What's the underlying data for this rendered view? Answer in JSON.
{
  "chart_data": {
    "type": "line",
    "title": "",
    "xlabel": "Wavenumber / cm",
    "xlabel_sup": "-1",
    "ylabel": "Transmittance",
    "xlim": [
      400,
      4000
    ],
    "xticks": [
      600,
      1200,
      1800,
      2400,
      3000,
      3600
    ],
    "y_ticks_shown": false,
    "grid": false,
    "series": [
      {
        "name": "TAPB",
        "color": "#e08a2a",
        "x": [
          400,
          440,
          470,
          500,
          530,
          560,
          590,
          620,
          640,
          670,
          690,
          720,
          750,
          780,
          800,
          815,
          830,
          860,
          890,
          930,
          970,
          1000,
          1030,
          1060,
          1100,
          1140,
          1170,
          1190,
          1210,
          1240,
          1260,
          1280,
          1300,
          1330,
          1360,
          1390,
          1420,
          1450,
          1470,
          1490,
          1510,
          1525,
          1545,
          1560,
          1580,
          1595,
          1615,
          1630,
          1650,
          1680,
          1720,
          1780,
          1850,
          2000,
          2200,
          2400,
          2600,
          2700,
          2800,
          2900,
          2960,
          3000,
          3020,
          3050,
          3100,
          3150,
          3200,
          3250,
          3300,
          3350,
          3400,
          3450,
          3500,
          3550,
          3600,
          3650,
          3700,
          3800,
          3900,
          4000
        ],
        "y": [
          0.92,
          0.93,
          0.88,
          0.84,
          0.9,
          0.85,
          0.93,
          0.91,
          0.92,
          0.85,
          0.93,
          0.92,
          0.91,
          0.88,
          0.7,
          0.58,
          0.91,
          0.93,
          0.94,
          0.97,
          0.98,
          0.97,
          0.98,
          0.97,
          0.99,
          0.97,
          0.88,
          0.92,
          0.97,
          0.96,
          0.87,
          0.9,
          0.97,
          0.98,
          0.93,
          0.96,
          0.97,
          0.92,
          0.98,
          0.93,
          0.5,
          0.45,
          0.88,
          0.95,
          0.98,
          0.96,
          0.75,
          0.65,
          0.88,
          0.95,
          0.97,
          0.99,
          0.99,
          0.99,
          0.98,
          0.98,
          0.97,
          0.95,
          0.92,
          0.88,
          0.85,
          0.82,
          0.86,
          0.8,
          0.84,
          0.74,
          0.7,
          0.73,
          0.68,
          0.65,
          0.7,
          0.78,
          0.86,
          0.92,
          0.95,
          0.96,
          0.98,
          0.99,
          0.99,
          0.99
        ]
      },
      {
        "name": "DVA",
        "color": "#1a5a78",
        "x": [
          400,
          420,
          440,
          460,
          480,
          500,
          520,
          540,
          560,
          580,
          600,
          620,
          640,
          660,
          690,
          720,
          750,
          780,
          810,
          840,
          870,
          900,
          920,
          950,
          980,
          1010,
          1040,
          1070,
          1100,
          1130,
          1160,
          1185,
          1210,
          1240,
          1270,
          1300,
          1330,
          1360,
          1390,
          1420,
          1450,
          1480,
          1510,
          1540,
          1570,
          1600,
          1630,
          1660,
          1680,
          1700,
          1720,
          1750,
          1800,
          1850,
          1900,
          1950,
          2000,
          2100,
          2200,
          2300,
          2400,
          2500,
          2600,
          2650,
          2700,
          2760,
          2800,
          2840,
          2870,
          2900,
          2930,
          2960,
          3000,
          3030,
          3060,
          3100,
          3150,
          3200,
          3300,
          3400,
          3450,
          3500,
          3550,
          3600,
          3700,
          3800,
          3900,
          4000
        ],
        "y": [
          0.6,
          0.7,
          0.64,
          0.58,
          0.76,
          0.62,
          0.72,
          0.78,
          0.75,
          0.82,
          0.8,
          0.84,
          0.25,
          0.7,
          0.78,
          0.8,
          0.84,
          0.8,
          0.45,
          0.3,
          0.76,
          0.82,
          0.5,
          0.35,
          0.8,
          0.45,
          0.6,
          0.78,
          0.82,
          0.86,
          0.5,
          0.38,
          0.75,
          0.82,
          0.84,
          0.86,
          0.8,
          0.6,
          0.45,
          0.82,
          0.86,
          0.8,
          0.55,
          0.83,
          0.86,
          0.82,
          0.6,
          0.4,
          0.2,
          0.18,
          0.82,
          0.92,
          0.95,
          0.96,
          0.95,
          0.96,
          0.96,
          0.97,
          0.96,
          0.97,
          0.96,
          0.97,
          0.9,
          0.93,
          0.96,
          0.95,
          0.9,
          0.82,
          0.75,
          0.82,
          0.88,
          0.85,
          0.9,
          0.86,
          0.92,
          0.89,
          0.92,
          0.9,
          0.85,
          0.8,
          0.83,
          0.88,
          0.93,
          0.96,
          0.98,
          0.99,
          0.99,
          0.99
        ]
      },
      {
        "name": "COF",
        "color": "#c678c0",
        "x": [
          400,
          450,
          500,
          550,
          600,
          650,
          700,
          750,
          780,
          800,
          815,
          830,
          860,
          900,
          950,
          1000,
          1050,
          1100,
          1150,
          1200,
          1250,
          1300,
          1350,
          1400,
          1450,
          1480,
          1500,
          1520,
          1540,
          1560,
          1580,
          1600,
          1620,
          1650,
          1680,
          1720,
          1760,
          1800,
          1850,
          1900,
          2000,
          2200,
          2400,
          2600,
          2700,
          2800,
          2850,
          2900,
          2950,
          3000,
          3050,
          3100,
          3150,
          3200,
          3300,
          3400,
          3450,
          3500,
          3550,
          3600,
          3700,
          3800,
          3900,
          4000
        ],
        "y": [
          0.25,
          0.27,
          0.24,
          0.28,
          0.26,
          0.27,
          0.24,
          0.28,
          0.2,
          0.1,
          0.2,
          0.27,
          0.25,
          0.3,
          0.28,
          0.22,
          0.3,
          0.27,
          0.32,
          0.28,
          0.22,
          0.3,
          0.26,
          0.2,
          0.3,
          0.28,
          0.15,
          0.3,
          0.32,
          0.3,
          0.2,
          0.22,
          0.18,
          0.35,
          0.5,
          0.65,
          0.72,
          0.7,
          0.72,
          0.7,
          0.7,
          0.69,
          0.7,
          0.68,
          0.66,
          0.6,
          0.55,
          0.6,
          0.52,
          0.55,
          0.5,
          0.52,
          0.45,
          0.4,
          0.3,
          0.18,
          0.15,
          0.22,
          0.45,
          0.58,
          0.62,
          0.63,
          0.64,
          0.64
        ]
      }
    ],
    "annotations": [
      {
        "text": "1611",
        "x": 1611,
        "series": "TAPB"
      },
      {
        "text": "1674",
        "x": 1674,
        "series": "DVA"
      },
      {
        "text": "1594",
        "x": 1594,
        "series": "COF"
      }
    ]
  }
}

* * * * * * *

● **Your objective**:
Copy the records above exactly as they appear.

● **Exercise solution**:
What's the underlying data for this rendered view? Answer in JSON.
{
  "chart_data": {
    "type": "line",
    "title": "",
    "xlabel": "Wavenumber / cm",
    "xlabel_sup": "-1",
    "ylabel": "Transmittance",
    "xlim": [
      400,
      4000
    ],
    "xticks": [
      600,
      1200,
      1800,
      2400,
      3000,
      3600
    ],
    "y_ticks_shown": false,
    "grid": false,
    "series": [
      {
        "name": "TAPB",
        "color": "#e08a2a",
        "x": [
          400,
          440,
          470,
          500,
          530,
          560,
          590,
          620,
          640,
          670,
          690,
          720,
          750,
          780,
          800,
          815,
          830,
          860,
          890,
          930,
          970,
          1000,
          1030,
          1060,
          1100,
          1140,
          1170,
          1190,
          1210,
          1240,
          1260,
          1280,
          1300,
          1330,
          1360,
          1390,
          1420,
          1450,
          1470,
          1490,
          1510,
          1525,
          1545,
          1560,
          1580,
          1595,
          1615,
          1630,
          1650,
          1680,
          1720,
          1780,
          1850,
          2000,
          2200,
          2400,
          2600,
          2700,
          2800,
          2900,
          2960,
          3000,
          3020,
          3050,
          3100,
          3150,
          3200,
          3250,
          3300,
          3350,
          3400,
          3450,
          3500,
          3550,
          3600,
          3650,
          3700,
          3800,
          3900,
          4000
        ],
        "y": [
          0.92,
          0.93,
          0.88,
          0.84,
          0.9,
          0.85,
          0.93,
          0.91,
          0.92,
          0.85,
          0.93,
          0.92,
          0.91,
          0.88,
          0.7,
          0.58,
          0.91,
          0.93,
          0.94,
          0.97,
          0.98,
          0.97,
          0.98,
          0.97,
          0.99,
          0.97,
          0.88,
          0.92,
          0.97,
          0.96,
          0.87,
          0.9,
          0.97,
          0.98,
          0.93,
          0.96,
          0.97,
          0.92,
          0.98,
          0.93,
          0.5,
          0.45,
          0.88,
          0.95,
          0.98,
          0.96,
          0.75,
          0.65,
          0.88,
          0.95,
          0.97,
          0.99,
          0.99,
          0.99,
          0.98,
          0.98,
          0.97,
          0.95,
          0.92,
          0.88,
          0.85,
          0.82,
          0.86,
          0.8,
          0.84,
          0.74,
          0.7,
          0.73,
          0.68,
          0.65,
          0.7,
          0.78,
          0.86,
          0.92,
          0.95,
          0.96,
          0.98,
          0.99,
          0.99,
          0.99
        ]
      },
      {
        "name": "DVA",
        "color": "#1a5a78",
        "x": [
          400,
          420,
          440,
          460,
          480,
          500,
          520,
          540,
          560,
          580,
          600,
          620,
          640,
          660,
          690,
          720,
          750,
          780,
          810,
          840,
          870,
          900,
          920,
          950,
          980,
          1010,
          1040,
          1070,
          1100,
          1130,
          1160,
          1185,
          1210,
          1240,
          1270,
          1300,
          1330,
          1360,
          1390,
          1420,
          1450,
          1480,
          1510,
          1540,
          1570,
          1600,
          1630,
          1660,
          1680,
          1700,
          1720,
          1750,
          1800,
          1850,
          1900,
          1950,
          2000,
          2100,
          2200,
          2300,
          2400,
          2500,
          2600,
          2650,
          2700,
          2760,
          2800,
          2840,
          2870,
          2900,
          2930,
          2960,
          3000,
          3030,
          3060,
          3100,
          3150,
          3200,
          3300,
          3400,
          3450,
          3500,
          3550,
          3600,
          3700,
          3800,
          3900,
          4000
        ],
        "y": [
          0.6,
          0.7,
          0.64,
          0.58,
          0.76,
          0.62,
          0.72,
          0.78,
          0.75,
          0.82,
          0.8,
          0.84,
          0.25,
          0.7,
          0.78,
          0.8,
          0.84,
          0.8,
          0.45,
          0.3,
          0.76,
          0.82,
          0.5,
          0.35,
          0.8,
          0.45,
          0.6,
          0.78,
          0.82,
          0.86,
          0.5,
          0.38,
          0.75,
          0.82,
          0.84,
          0.86,
          0.8,
          0.6,
          0.45,
          0.82,
          0.86,
          0.8,
          0.55,
          0.83,
          0.86,
          0.82,
          0.6,
          0.4,
          0.2,
          0.18,
          0.82,
          0.92,
          0.95,
          0.96,
          0.95,
          0.96,
          0.96,
          0.97,
          0.96,
          0.97,
          0.96,
          0.97,
          0.9,
          0.93,
          0.96,
          0.95,
          0.9,
          0.82,
          0.75,
          0.82,
          0.88,
          0.85,
          0.9,
          0.86,
          0.92,
          0.89,
          0.92,
          0.9,
          0.85,
          0.8,
          0.83,
          0.88,
          0.93,
          0.96,
          0.98,
          0.99,
          0.99,
          0.99
        ]
      },
      {
        "name": "COF",
        "color": "#c678c0",
        "x": [
          400,
          450,
          500,
          550,
          600,
          650,
          700,
          750,
          780,
          800,
          815,
          830,
          860,
          900,
          950,
          1000,
          1050,
          1100,
          1150,
          1200,
          1250,
          1300,
          1350,
          1400,
          1450,
          1480,
          1500,
          1520,
          1540,
          1560,
          1580,
          1600,
          1620,
          1650,
          1680,
          1720,
          1760,
          1800,
          1850,
          1900,
          2000,
          2200,
          2400,
          2600,
          2700,
          2800,
          2850,
          2900,
          2950,
          3000,
          3050,
          3100,
          3150,
          3200,
          3300,
          3400,
          3450,
          3500,
          3550,
          3600,
          3700,
          3800,
          3900,
          4000
        ],
        "y": [
          0.25,
          0.27,
          0.24,
          0.28,
          0.26,
          0.27,
          0.24,
          0.28,
          0.2,
          0.1,
          0.2,
          0.27,
          0.25,
          0.3,
          0.28,
          0.22,
          0.3,
          0.27,
          0.32,
          0.28,
          0.22,
          0.3,
          0.26,
          0.2,
          0.3,
          0.28,
          0.15,
          0.3,
          0.32,
          0.3,
          0.2,
          0.22,
          0.18,
          0.35,
          0.5,
          0.65,
          0.72,
          0.7,
          0.72,
          0.7,
          0.7,
          0.69,
          0.7,
          0.68,
          0.66,
          0.6,
          0.55,
          0.6,
          0.52,
          0.55,
          0.5,
          0.52,
          0.45,
          0.4,
          0.3,
          0.18,
          0.15,
          0.22,
          0.45,
          0.58,
          0.62,
          0.63,
          0.64,
          0.64
        ]
      }
    ],
    "annotations": [
      {
        "text": "1611",
        "x": 1611,
        "series": "TAPB"
      },
      {
        "text": "1674",
        "x": 1674,
        "series": "DVA"
      },
      {
        "text": "1594",
        "x": 1594,
        "series": "COF"
      }
    ]
  }
}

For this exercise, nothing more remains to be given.